• REQUIRED WORK: Take every line from the material that has the word "session" in it.

Records from a data collection:
--

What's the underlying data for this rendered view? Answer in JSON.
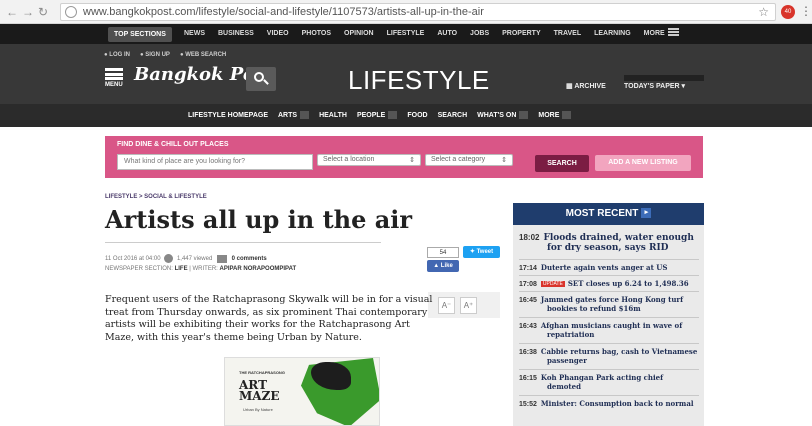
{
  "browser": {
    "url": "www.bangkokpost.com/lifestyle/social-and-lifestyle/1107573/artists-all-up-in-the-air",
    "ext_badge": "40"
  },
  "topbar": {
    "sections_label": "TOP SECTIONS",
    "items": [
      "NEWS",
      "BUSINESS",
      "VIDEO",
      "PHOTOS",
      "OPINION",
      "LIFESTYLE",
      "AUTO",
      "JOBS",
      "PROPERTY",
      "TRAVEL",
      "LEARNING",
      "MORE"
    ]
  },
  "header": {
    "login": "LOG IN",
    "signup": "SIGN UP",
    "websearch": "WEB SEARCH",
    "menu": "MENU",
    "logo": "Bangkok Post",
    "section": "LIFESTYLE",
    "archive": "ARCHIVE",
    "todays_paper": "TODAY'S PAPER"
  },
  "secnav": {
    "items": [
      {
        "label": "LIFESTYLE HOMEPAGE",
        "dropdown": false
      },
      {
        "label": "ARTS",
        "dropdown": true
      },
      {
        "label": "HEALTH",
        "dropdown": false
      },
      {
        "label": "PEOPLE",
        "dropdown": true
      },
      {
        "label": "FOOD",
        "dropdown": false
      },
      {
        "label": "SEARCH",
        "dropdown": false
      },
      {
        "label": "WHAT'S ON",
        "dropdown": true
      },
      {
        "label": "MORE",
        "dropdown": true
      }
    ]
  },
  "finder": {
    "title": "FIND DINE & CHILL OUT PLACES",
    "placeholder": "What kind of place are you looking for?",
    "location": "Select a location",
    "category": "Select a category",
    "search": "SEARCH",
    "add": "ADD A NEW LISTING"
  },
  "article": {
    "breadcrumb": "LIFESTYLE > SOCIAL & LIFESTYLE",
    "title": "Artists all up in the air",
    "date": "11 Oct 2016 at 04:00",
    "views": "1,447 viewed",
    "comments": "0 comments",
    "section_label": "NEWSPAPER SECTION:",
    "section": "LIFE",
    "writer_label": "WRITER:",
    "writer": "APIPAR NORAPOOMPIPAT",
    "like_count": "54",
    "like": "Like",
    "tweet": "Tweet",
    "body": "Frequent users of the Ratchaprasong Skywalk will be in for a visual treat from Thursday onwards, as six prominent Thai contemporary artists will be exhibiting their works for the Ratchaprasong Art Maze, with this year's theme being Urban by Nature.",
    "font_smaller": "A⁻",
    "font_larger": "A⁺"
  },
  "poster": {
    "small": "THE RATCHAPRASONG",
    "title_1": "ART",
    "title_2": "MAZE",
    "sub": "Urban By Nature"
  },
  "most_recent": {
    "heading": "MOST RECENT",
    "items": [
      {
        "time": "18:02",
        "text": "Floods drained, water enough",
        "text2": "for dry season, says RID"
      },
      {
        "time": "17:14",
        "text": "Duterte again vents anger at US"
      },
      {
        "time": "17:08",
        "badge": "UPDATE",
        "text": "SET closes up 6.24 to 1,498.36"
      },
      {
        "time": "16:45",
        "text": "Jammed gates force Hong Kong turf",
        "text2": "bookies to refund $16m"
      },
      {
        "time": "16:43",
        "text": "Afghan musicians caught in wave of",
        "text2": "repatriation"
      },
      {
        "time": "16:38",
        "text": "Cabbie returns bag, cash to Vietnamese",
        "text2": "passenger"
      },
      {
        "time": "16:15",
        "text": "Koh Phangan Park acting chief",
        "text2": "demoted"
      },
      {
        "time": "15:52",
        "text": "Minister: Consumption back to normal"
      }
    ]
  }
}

--

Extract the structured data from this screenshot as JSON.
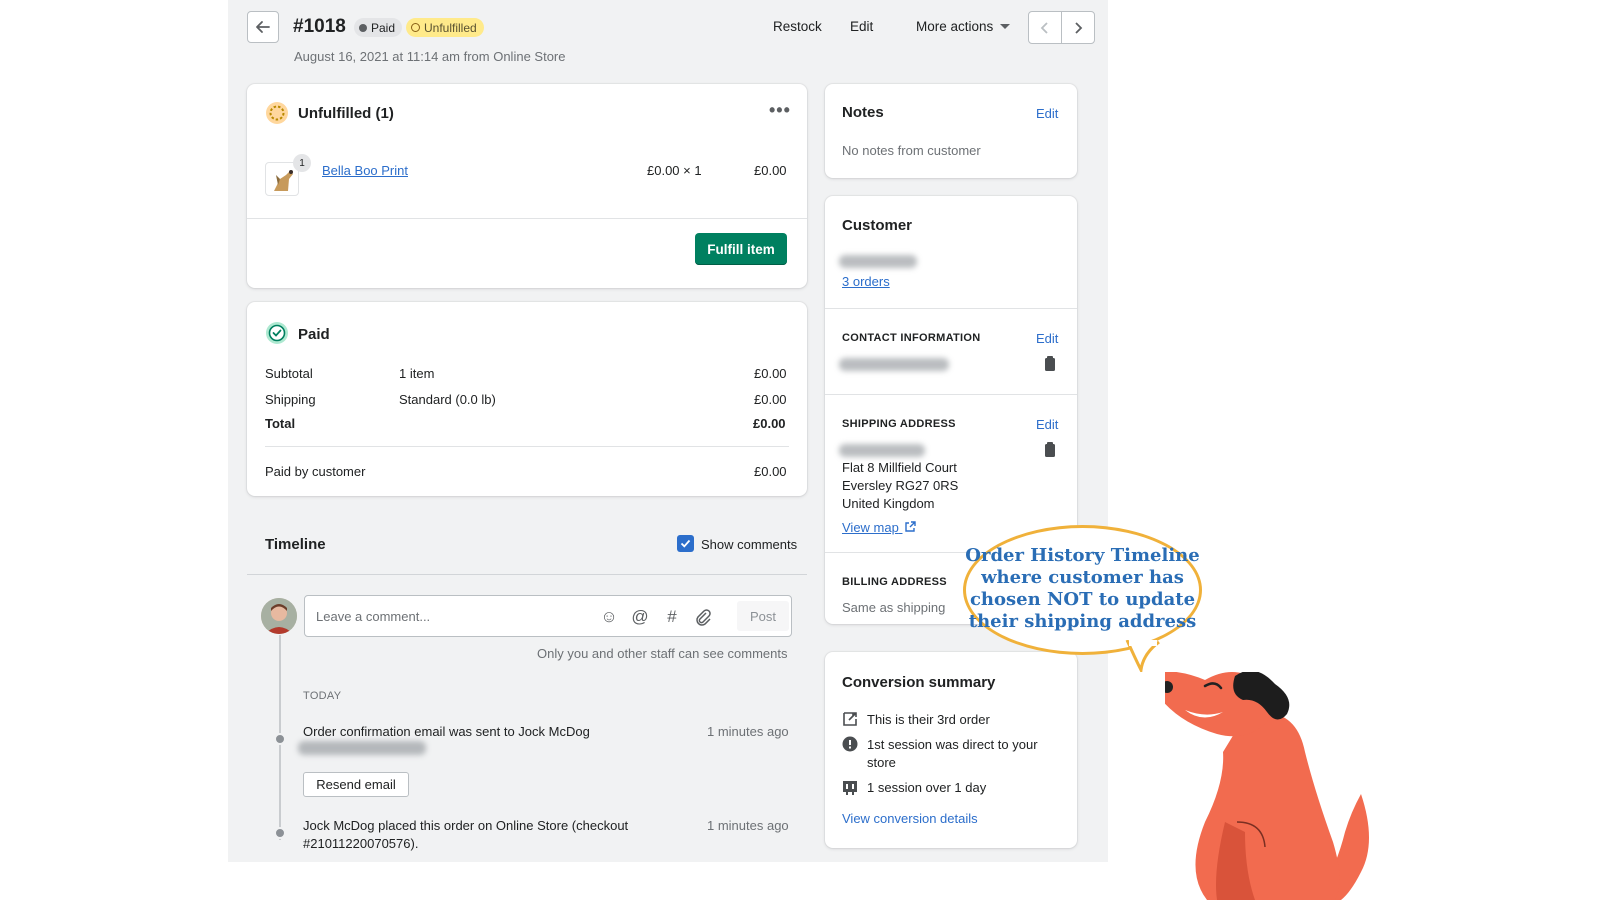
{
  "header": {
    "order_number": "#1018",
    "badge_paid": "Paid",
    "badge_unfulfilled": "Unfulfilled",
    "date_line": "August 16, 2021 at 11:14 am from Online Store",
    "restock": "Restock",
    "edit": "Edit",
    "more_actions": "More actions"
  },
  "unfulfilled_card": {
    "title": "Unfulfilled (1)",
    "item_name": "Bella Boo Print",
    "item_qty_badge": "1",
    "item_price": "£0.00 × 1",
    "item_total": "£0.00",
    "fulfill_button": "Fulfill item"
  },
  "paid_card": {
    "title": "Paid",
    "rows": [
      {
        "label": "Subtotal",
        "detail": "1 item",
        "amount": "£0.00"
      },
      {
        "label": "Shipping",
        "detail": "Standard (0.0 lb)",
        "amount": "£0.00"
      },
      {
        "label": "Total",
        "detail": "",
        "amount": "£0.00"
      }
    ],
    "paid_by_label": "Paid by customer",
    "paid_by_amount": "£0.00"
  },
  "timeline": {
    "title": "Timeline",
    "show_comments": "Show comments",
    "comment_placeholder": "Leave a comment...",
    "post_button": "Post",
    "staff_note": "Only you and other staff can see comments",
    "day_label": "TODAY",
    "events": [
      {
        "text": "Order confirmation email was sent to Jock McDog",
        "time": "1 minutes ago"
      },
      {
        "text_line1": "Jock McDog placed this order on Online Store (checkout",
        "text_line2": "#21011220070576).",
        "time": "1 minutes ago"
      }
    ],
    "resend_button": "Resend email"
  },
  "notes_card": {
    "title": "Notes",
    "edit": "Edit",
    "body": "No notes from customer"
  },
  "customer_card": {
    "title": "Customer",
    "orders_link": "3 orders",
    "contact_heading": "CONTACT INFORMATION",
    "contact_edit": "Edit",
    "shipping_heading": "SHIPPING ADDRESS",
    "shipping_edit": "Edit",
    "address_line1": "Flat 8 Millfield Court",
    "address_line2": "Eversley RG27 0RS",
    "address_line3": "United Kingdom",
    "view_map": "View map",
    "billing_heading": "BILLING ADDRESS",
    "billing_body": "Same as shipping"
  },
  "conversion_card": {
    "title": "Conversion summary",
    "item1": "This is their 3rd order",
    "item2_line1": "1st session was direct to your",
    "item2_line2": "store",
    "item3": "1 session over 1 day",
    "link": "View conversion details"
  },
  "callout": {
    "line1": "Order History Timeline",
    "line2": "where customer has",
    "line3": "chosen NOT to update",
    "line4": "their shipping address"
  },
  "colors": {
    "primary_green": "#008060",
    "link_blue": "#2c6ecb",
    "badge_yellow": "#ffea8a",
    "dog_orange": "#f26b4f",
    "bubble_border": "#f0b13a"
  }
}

--

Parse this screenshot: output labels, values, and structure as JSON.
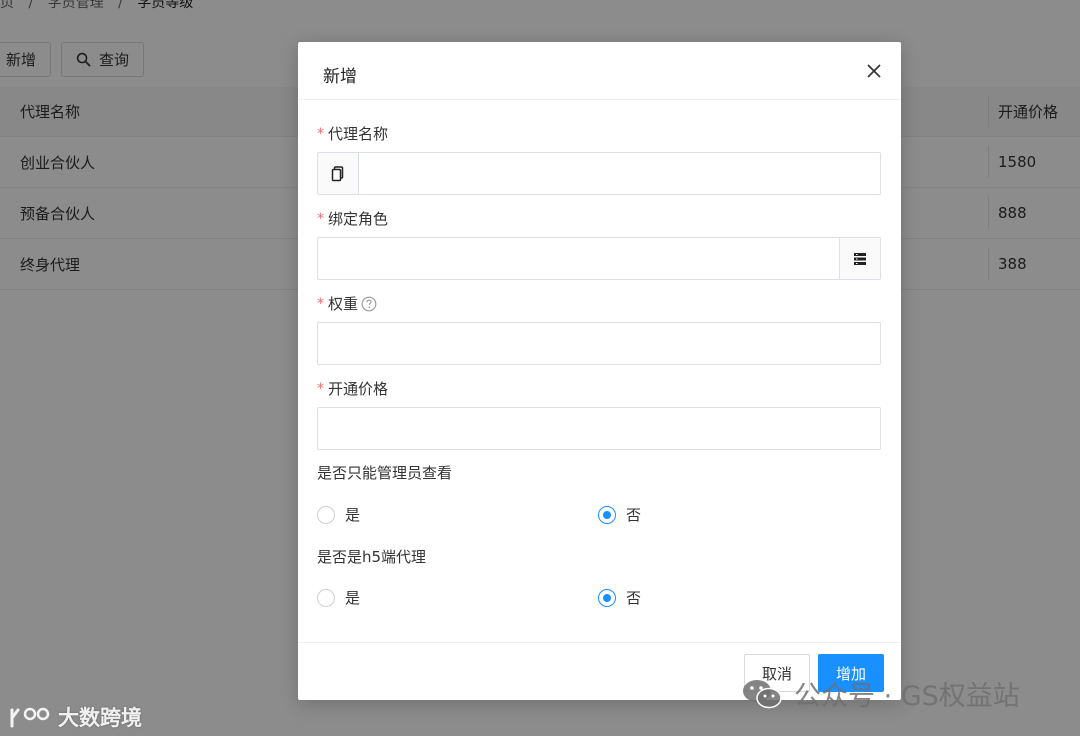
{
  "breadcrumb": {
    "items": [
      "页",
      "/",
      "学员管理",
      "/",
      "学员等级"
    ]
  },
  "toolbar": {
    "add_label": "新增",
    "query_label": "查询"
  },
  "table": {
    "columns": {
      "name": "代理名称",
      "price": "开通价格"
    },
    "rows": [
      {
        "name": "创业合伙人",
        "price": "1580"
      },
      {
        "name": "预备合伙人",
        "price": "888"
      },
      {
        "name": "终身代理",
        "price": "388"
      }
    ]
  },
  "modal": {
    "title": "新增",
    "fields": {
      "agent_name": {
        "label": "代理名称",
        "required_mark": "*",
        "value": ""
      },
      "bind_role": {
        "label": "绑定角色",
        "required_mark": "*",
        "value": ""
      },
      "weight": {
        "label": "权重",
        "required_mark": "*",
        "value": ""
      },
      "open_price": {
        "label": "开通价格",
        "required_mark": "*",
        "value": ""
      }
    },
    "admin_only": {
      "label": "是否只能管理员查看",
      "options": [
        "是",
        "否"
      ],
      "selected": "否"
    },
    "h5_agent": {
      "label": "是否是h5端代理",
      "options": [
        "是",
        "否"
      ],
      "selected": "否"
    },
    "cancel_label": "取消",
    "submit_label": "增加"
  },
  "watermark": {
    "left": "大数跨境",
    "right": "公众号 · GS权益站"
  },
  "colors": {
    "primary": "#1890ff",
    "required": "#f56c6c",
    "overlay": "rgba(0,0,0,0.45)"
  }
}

--

• THE RESULT:
    "item2_line1": "1st session was direct to your",
    "item3": "1 session over 1 day",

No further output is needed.